Only lines holding the word "Ермол" should be copied from the material.

┌──

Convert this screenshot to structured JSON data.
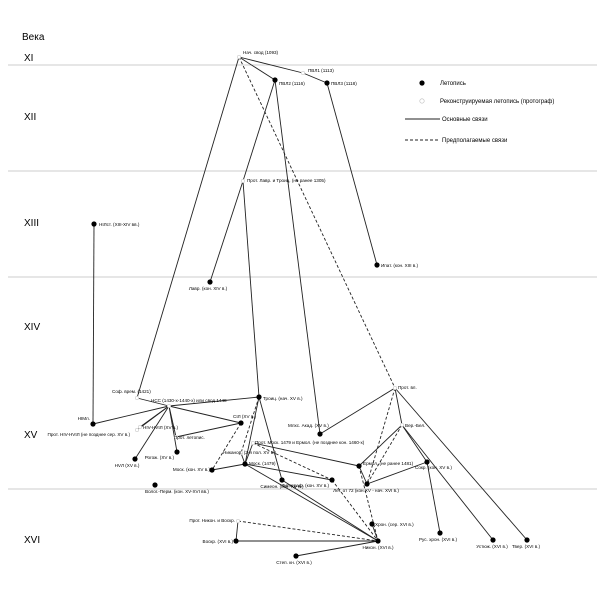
{
  "header": {
    "title": "Века"
  },
  "centuries": [
    "XI",
    "XII",
    "XIII",
    "XIV",
    "XV",
    "XVI"
  ],
  "legend": [
    "Летопись",
    "Реконструируемая летопись (протограф)",
    "Основные связи",
    "Предполагаемые связи"
  ],
  "nodes": [
    {
      "label": "Нач. свод (1093)"
    },
    {
      "label": "ПВЛ1 (1113)"
    },
    {
      "label": "ПВЛ2 (1116)"
    },
    {
      "label": "ПВЛ3 (1118)"
    },
    {
      "label": "Прот. Лавр. и Троиц. (не ранее 1305)"
    },
    {
      "label": "НIЛст. (XIII-XIV вв.)"
    },
    {
      "label": "Ипат. (кон. XIII в.)"
    },
    {
      "label": "Лавр. (кон. XIV в.)"
    },
    {
      "label": "Соф. врем. (1421)"
    },
    {
      "label": "НIМл."
    },
    {
      "label": "Прот. НIV-НVIЛ (не позднее сер. XV в.)"
    },
    {
      "label": "НСС (1430-х-1440-х) или свод 1448"
    },
    {
      "label": "Троиц. (нач. XV в.)"
    },
    {
      "label": "Прот. вл."
    },
    {
      "label": "Вер.-Бел."
    },
    {
      "label": "СIЛ (XV в.)"
    },
    {
      "label": "НIV-НVIЛ (XV в.)"
    },
    {
      "label": "Прот. летопис."
    },
    {
      "label": "Млхс. Акад. (XV в.)"
    },
    {
      "label": "Прот. Моск. 1479 и Ермол. (не позднее кон. 1460-х)"
    },
    {
      "label": "НVЛ (XV в.)"
    },
    {
      "label": "Рогож. (XV в.)"
    },
    {
      "label": "Никанор. (2-я пол. XV в.)"
    },
    {
      "label": "Моск. (кон. XV в.)"
    },
    {
      "label": "Моск. (1479)"
    },
    {
      "label": "Ермол. (не ранее 1481)"
    },
    {
      "label": "Сокр. (кон. XV в.)"
    },
    {
      "label": "Лет. от 72 (кон.XV - нач. XVI в.)"
    },
    {
      "label": "Типограф. (кон. XV в.)"
    },
    {
      "label": "Симеон. (кон. XV в.)"
    },
    {
      "label": "Волог.-Перм. (кон. XV-XVI вв.)"
    },
    {
      "label": "Прот. Никон. и Воскр."
    },
    {
      "label": "Хрон. (сер. XVI в.)"
    },
    {
      "label": "Воскр. (XVI в.)"
    },
    {
      "label": "Никон. (XVI в.)"
    },
    {
      "label": "Рус. хрон. (XVI в.)"
    },
    {
      "label": "Устюж. (XVI в.)"
    },
    {
      "label": "Твер. (XVI в.)"
    },
    {
      "label": "Степ. кн. (XVI в.)"
    }
  ]
}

└──

- **WRITTEN ANSWER**
      "label": "Прот. Моск. 1479 и Ермол. (не позднее кон. 1460-х)"
      "label": "Ермол. (не ранее 1481)"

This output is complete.